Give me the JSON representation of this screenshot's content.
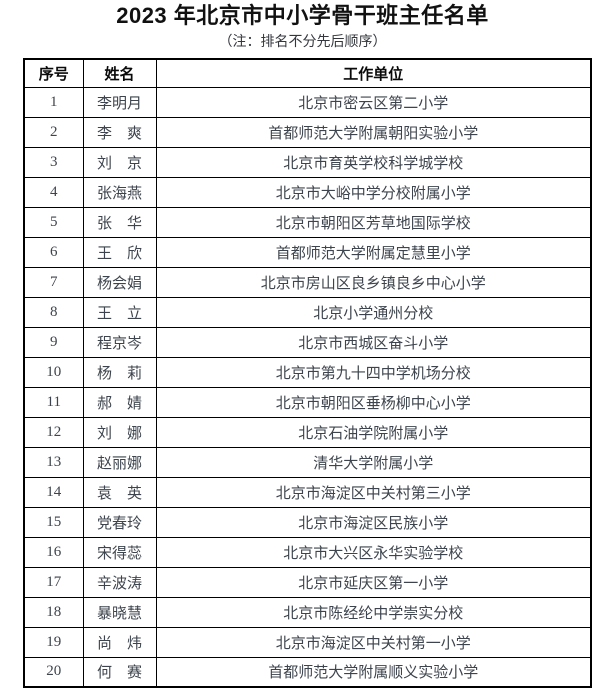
{
  "doc": {
    "title": "2023 年北京市中小学骨干班主任名单",
    "subtitle": "（注：排名不分先后顺序）"
  },
  "table": {
    "headers": [
      "序号",
      "姓名",
      "工作单位"
    ],
    "rows": [
      {
        "no": "1",
        "name": "李明月",
        "unit": "北京市密云区第二小学"
      },
      {
        "no": "2",
        "name": "李　爽",
        "unit": "首都师范大学附属朝阳实验小学"
      },
      {
        "no": "3",
        "name": "刘　京",
        "unit": "北京市育英学校科学城学校"
      },
      {
        "no": "4",
        "name": "张海燕",
        "unit": "北京市大峪中学分校附属小学"
      },
      {
        "no": "5",
        "name": "张　华",
        "unit": "北京市朝阳区芳草地国际学校"
      },
      {
        "no": "6",
        "name": "王　欣",
        "unit": "首都师范大学附属定慧里小学"
      },
      {
        "no": "7",
        "name": "杨会娟",
        "unit": "北京市房山区良乡镇良乡中心小学"
      },
      {
        "no": "8",
        "name": "王　立",
        "unit": "北京小学通州分校"
      },
      {
        "no": "9",
        "name": "程京岑",
        "unit": "北京市西城区奋斗小学"
      },
      {
        "no": "10",
        "name": "杨　莉",
        "unit": "北京市第九十四中学机场分校"
      },
      {
        "no": "11",
        "name": "郝　婧",
        "unit": "北京市朝阳区垂杨柳中心小学"
      },
      {
        "no": "12",
        "name": "刘　娜",
        "unit": "北京石油学院附属小学"
      },
      {
        "no": "13",
        "name": "赵丽娜",
        "unit": "清华大学附属小学"
      },
      {
        "no": "14",
        "name": "袁　英",
        "unit": "北京市海淀区中关村第三小学"
      },
      {
        "no": "15",
        "name": "党春玲",
        "unit": "北京市海淀区民族小学"
      },
      {
        "no": "16",
        "name": "宋得蕊",
        "unit": "北京市大兴区永华实验学校"
      },
      {
        "no": "17",
        "name": "辛波涛",
        "unit": "北京市延庆区第一小学"
      },
      {
        "no": "18",
        "name": "暴晓慧",
        "unit": "北京市陈经纶中学崇实分校"
      },
      {
        "no": "19",
        "name": "尚　炜",
        "unit": "北京市海淀区中关村第一小学"
      },
      {
        "no": "20",
        "name": "何　赛",
        "unit": "首都师范大学附属顺义实验小学"
      }
    ]
  },
  "colors": {
    "border": "#000000",
    "title_text": "#111111",
    "body_text": "#3d444d",
    "background": "#ffffff"
  }
}
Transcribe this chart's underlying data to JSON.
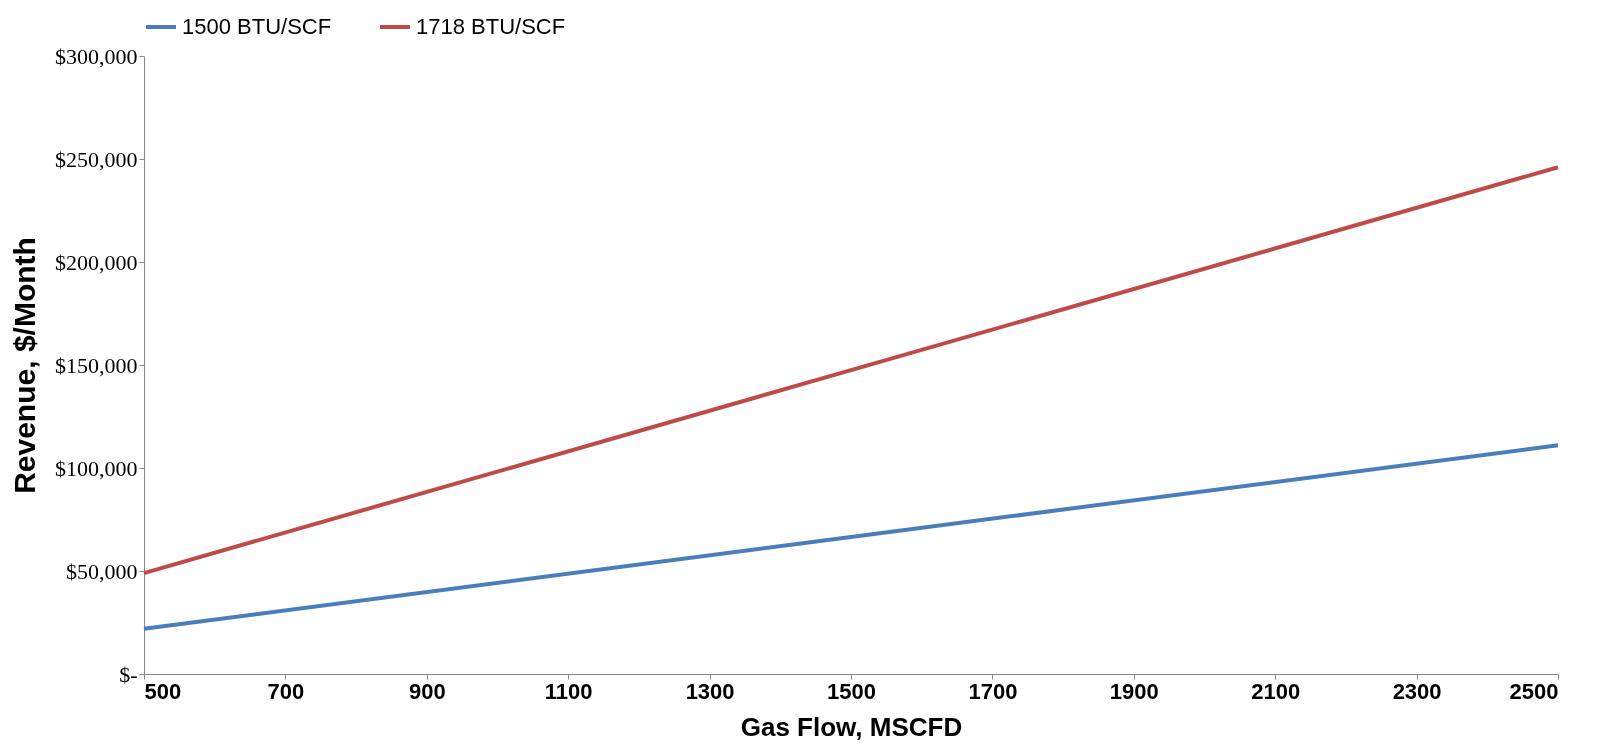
{
  "chart_data": {
    "type": "line",
    "xlabel": "Gas Flow, MSCFD",
    "ylabel": "Revenue, $/Month",
    "x": [
      500,
      1500,
      2500
    ],
    "series": [
      {
        "name": "1500 BTU/SCF",
        "color": "#4a7ebb",
        "values": [
          22000,
          66500,
          111000
        ]
      },
      {
        "name": "1718 BTU/SCF",
        "color": "#be4b48",
        "values": [
          49000,
          147500,
          246000
        ]
      }
    ],
    "xlim": [
      500,
      2500
    ],
    "xticks": [
      500,
      700,
      900,
      1100,
      1300,
      1500,
      1700,
      1900,
      2100,
      2300,
      2500
    ],
    "ylim": [
      0,
      300000
    ],
    "yticks": [
      {
        "value": 0,
        "label": "$-"
      },
      {
        "value": 50000,
        "label": "$50,000"
      },
      {
        "value": 100000,
        "label": "$100,000"
      },
      {
        "value": 150000,
        "label": "$150,000"
      },
      {
        "value": 200000,
        "label": "$200,000"
      },
      {
        "value": 250000,
        "label": "$250,000"
      },
      {
        "value": 300000,
        "label": "$300,000"
      }
    ],
    "grid": false,
    "legend": "top",
    "marker": "none",
    "line_style": "solid"
  }
}
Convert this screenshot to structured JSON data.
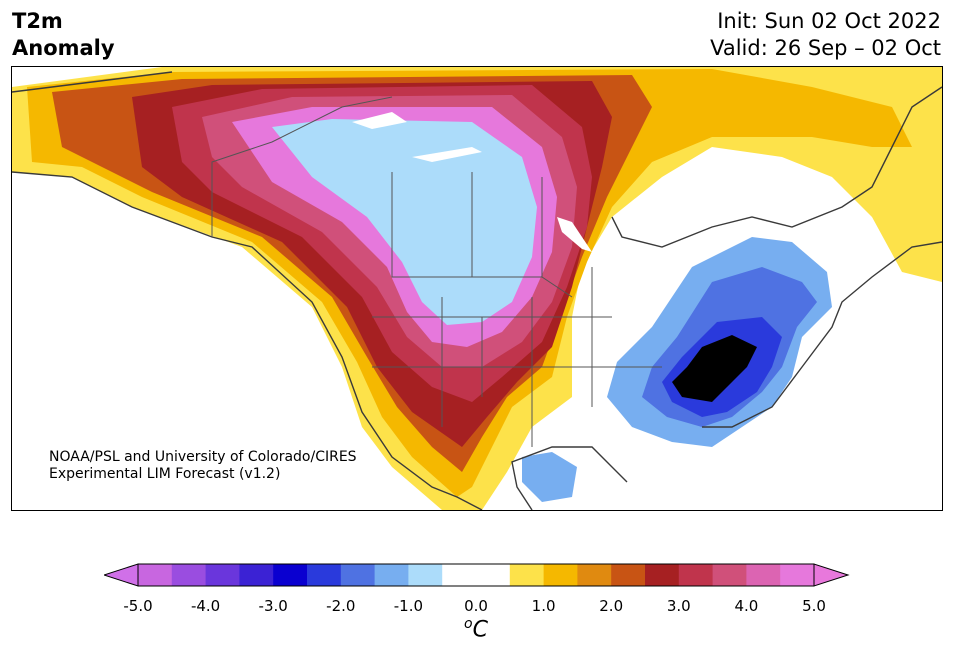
{
  "header": {
    "variable": "T2m",
    "subtitle": "Anomaly",
    "init": "Init: Sun 02 Oct 2022",
    "valid": "Valid: 26 Sep – 02 Oct"
  },
  "credit": {
    "line1": "NOAA/PSL and University of Colorado/CIRES",
    "line2": "Experimental LIM Forecast (v1.2)"
  },
  "colorbar": {
    "units_super": "o",
    "units_letter": "C",
    "ticks": [
      "-5.0",
      "-4.0",
      "-3.0",
      "-2.0",
      "-1.0",
      "0.0",
      "1.0",
      "2.0",
      "3.0",
      "4.0",
      "5.0"
    ],
    "colors": [
      "#c866e0",
      "#9a4de0",
      "#6a36dc",
      "#3b22d4",
      "#0a00d0",
      "#2a3adc",
      "#4f72e2",
      "#77aef0",
      "#acdcfa",
      "#ffffff",
      "#ffffff",
      "#fde24a",
      "#f5b800",
      "#e08a10",
      "#c85414",
      "#a62022",
      "#c0344c",
      "#d0507a",
      "#dc64b2",
      "#e678dc"
    ],
    "under_color": "#d070e8",
    "over_color": "#e878dc"
  },
  "map": {
    "regions": [
      {
        "name": "positive-2",
        "color": "#f5b800"
      },
      {
        "name": "positive-3",
        "color": "#e08a10"
      },
      {
        "name": "positive-4",
        "color": "#c85414"
      },
      {
        "name": "positive-5",
        "color": "#a62022"
      },
      {
        "name": "positive-6",
        "color": "#c0344c"
      },
      {
        "name": "positive-7",
        "color": "#d0507a"
      },
      {
        "name": "positive-9",
        "color": "#e678dc"
      },
      {
        "name": "negative-1",
        "color": "#acdcfa"
      },
      {
        "name": "negative-2",
        "color": "#77aef0"
      },
      {
        "name": "negative-3",
        "color": "#4f72e2"
      },
      {
        "name": "negative-4",
        "color": "#2a3adc"
      }
    ]
  }
}
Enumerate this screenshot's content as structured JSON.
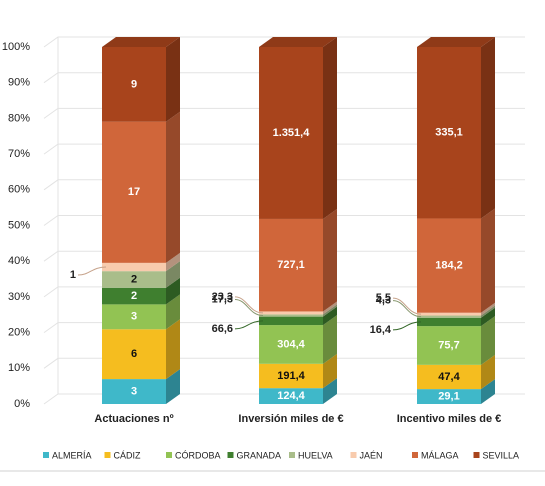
{
  "chart_data": {
    "type": "stacked-bar-100",
    "categories": [
      "Actuaciones nº",
      "Inversión miles de €",
      "Incentivo miles de €"
    ],
    "ylim": [
      0,
      100
    ],
    "yticks": [
      {
        "value": 0,
        "label": "0%"
      },
      {
        "value": 10,
        "label": "10%"
      },
      {
        "value": 20,
        "label": "20%"
      },
      {
        "value": 30,
        "label": "30%"
      },
      {
        "value": 40,
        "label": "40%"
      },
      {
        "value": 50,
        "label": "50%"
      },
      {
        "value": 60,
        "label": "60%"
      },
      {
        "value": 70,
        "label": "70%"
      },
      {
        "value": 80,
        "label": "80%"
      },
      {
        "value": 90,
        "label": "90%"
      },
      {
        "value": 100,
        "label": "100%"
      }
    ],
    "grid": true,
    "legend": "bottom",
    "series": [
      {
        "name": "ALMERÍA",
        "color": "#3fb8c9",
        "values": [
          3,
          124.4,
          29.1
        ],
        "value_labels": [
          "3",
          "124,4",
          "29,1"
        ]
      },
      {
        "name": "CÁDIZ",
        "color": "#f5bd1f",
        "values": [
          6,
          191.4,
          47.4
        ],
        "value_labels": [
          "6",
          "191,4",
          "47,4"
        ]
      },
      {
        "name": "CÓRDOBA",
        "color": "#92c353",
        "values": [
          3,
          304.4,
          75.7
        ],
        "value_labels": [
          "3",
          "304,4",
          "75,7"
        ]
      },
      {
        "name": "GRANADA",
        "color": "#3f7f2f",
        "values": [
          2,
          66.6,
          16.4
        ],
        "value_labels": [
          "2",
          "66,6",
          "16,4"
        ]
      },
      {
        "name": "HUELVA",
        "color": "#a9bd8a",
        "values": [
          2,
          17.3,
          4.3
        ],
        "value_labels": [
          "2",
          "17,3",
          "4,3"
        ]
      },
      {
        "name": "JAÉN",
        "color": "#f8cbad",
        "values": [
          1,
          23.3,
          5.5
        ],
        "value_labels": [
          "1",
          "23,3",
          "5,5"
        ]
      },
      {
        "name": "MÁLAGA",
        "color": "#d0663a",
        "values": [
          17,
          727.1,
          184.2
        ],
        "value_labels": [
          "17",
          "727,1",
          "184,2"
        ]
      },
      {
        "name": "SEVILLA",
        "color": "#a8441c",
        "values": [
          9,
          1351.4,
          335.1
        ],
        "value_labels": [
          "9",
          "1.351,4",
          "335,1"
        ]
      }
    ]
  }
}
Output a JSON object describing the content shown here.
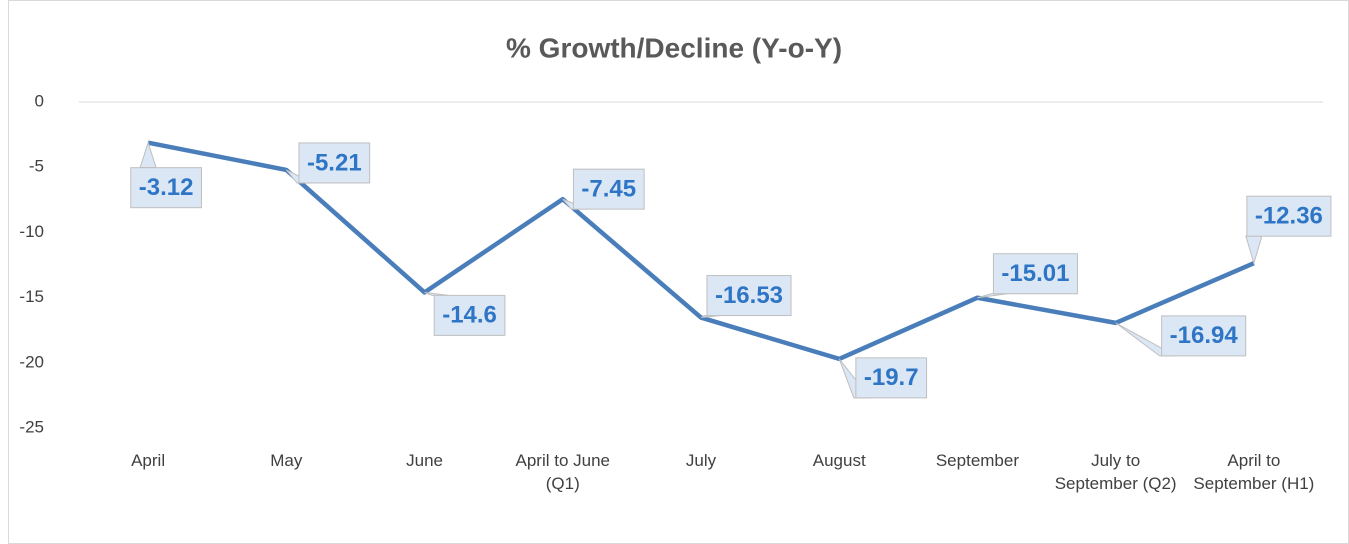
{
  "chart_data": {
    "type": "line",
    "title": "% Growth/Decline (Y-o-Y)",
    "categories": [
      "April",
      "May",
      "June",
      "April to June (Q1)",
      "July",
      "August",
      "September",
      "July to September (Q2)",
      "April to September (H1)"
    ],
    "series": [
      {
        "name": "% Growth/Decline (Y-o-Y)",
        "color": "#4a7ebb",
        "values": [
          -3.12,
          -5.21,
          -14.6,
          -7.45,
          -16.53,
          -19.7,
          -15.01,
          -16.94,
          -12.36
        ]
      }
    ],
    "ylim": [
      -25,
      0
    ],
    "yticks": [
      0,
      -5,
      -10,
      -15,
      -20,
      -25
    ],
    "grid": false
  }
}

**Aim:** Lines in the records that hold the word "structured" are to be counted; give only the total.

**Worked answer:** 2